## Task brief:
Retype the whole listing verbatim and keep the pictures out of it.

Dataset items
►

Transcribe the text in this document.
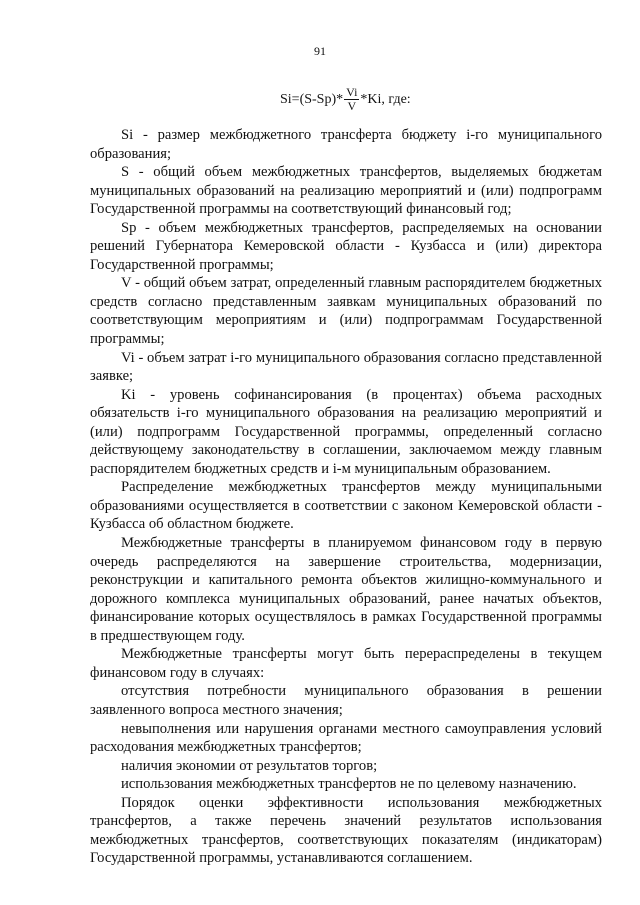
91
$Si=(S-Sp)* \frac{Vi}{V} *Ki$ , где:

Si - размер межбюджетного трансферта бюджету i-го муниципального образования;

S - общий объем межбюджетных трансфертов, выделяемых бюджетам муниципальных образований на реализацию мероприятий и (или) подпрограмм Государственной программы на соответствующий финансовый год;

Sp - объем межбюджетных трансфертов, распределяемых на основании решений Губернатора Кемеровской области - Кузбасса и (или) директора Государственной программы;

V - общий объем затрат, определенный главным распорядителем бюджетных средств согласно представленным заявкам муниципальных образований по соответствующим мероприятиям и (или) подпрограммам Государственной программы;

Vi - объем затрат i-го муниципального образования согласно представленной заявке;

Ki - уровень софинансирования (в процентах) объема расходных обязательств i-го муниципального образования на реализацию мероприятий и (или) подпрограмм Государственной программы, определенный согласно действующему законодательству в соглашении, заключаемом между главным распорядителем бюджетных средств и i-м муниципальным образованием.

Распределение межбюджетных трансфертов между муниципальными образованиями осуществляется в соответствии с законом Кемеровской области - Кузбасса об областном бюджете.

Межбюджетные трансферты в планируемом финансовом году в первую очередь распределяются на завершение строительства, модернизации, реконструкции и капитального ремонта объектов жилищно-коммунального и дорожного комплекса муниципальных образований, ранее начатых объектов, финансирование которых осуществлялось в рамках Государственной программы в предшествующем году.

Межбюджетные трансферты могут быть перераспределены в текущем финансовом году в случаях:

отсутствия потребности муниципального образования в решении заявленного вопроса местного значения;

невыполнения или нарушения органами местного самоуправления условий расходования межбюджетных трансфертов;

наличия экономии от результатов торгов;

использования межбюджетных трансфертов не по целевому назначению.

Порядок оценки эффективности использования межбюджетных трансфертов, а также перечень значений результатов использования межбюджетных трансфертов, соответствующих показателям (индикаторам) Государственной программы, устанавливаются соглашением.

◄

## Result of this exercise:
Transcribe the text in this document.
91
$Si=(S-Sp)* \frac{Vi}{V} *Ki$ , где:

Si - размер межбюджетного трансферта бюджету i-го муниципального образования;

S - общий объем межбюджетных трансфертов, выделяемых бюджетам муниципальных образований на реализацию мероприятий и (или) подпрограмм Государственной программы на соответствующий финансовый год;

Sp - объем межбюджетных трансфертов, распределяемых на основании решений Губернатора Кемеровской области - Кузбасса и (или) директора Государственной программы;

V - общий объем затрат, определенный главным распорядителем бюджетных средств согласно представленным заявкам муниципальных образований по соответствующим мероприятиям и (или) подпрограммам Государственной программы;

Vi - объем затрат i-го муниципального образования согласно представленной заявке;

Ki - уровень софинансирования (в процентах) объема расходных обязательств i-го муниципального образования на реализацию мероприятий и (или) подпрограмм Государственной программы, определенный согласно действующему законодательству в соглашении, заключаемом между главным распорядителем бюджетных средств и i-м муниципальным образованием.

Распределение межбюджетных трансфертов между муниципальными образованиями осуществляется в соответствии с законом Кемеровской области - Кузбасса об областном бюджете.

Межбюджетные трансферты в планируемом финансовом году в первую очередь распределяются на завершение строительства, модернизации, реконструкции и капитального ремонта объектов жилищно-коммунального и дорожного комплекса муниципальных образований, ранее начатых объектов, финансирование которых осуществлялось в рамках Государственной программы в предшествующем году.

Межбюджетные трансферты могут быть перераспределены в текущем финансовом году в случаях:

отсутствия потребности муниципального образования в решении заявленного вопроса местного значения;

невыполнения или нарушения органами местного самоуправления условий расходования межбюджетных трансфертов;

наличия экономии от результатов торгов;

использования межбюджетных трансфертов не по целевому назначению.

Порядок оценки эффективности использования межбюджетных трансфертов, а также перечень значений результатов использования межбюджетных трансфертов, соответствующих показателям (индикаторам) Государственной программы, устанавливаются соглашением.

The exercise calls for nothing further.